Every line in the listing is to be echoed verbatim.
Start of Provided information
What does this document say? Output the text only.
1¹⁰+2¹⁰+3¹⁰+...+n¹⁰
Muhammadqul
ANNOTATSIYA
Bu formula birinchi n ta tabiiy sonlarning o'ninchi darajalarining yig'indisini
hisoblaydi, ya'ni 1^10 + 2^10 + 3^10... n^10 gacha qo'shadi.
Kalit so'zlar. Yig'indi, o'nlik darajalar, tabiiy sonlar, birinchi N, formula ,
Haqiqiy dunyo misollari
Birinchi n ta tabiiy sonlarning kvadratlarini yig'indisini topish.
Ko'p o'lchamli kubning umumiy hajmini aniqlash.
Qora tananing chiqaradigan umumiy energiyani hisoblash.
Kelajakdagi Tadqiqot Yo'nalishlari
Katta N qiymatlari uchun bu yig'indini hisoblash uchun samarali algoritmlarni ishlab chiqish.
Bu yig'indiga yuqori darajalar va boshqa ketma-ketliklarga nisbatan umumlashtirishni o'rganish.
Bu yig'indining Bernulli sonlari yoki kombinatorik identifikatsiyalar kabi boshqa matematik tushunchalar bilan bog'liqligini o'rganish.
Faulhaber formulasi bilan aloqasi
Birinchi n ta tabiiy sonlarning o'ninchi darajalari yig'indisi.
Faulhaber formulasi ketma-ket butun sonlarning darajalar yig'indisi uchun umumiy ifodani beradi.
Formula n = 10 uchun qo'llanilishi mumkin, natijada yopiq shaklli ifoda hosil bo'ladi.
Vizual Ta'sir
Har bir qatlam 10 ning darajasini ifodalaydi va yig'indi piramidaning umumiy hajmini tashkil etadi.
End of Provided information
> Task solution
What does this document say? Output the text only.
1¹⁰+2¹⁰+3¹⁰+...+n¹⁰
Muhammadqul
ANNOTATSIYA
Bu formula birinchi n ta tabiiy sonlarning o'ninchi darajalarining yig'indisini
hisoblaydi, ya'ni 1^10 + 2^10 + 3^10... n^10 gacha qo'shadi.
Kalit so'zlar. Yig'indi, o'nlik darajalar, tabiiy sonlar, birinchi N, formula ,
Haqiqiy dunyo misollari
Birinchi n ta tabiiy sonlarning kvadratlarini yig'indisini topish.
Ko'p o'lchamli kubning umumiy hajmini aniqlash.
Qora tananing chiqaradigan umumiy energiyani hisoblash.
Kelajakdagi Tadqiqot Yo'nalishlari
Katta N qiymatlari uchun bu yig'indini hisoblash uchun samarali algoritmlarni ishlab chiqish.
Bu yig'indiga yuqori darajalar va boshqa ketma-ketliklarga nisbatan umumlashtirishni o'rganish.
Bu yig'indining Bernulli sonlari yoki kombinatorik identifikatsiyalar kabi boshqa matematik tushunchalar bilan bog'liqligini o'rganish.
Faulhaber formulasi bilan aloqasi
Birinchi n ta tabiiy sonlarning o'ninchi darajalari yig'indisi.
Faulhaber formulasi ketma-ket butun sonlarning darajalar yig'indisi uchun umumiy ifodani beradi.
Formula n = 10 uchun qo'llanilishi mumkin, natijada yopiq shaklli ifoda hosil bo'ladi.
Vizual Ta'sir
Har bir qatlam 10 ning darajasini ifodalaydi va yig'indi piramidaning umumiy hajmini tashkil etadi.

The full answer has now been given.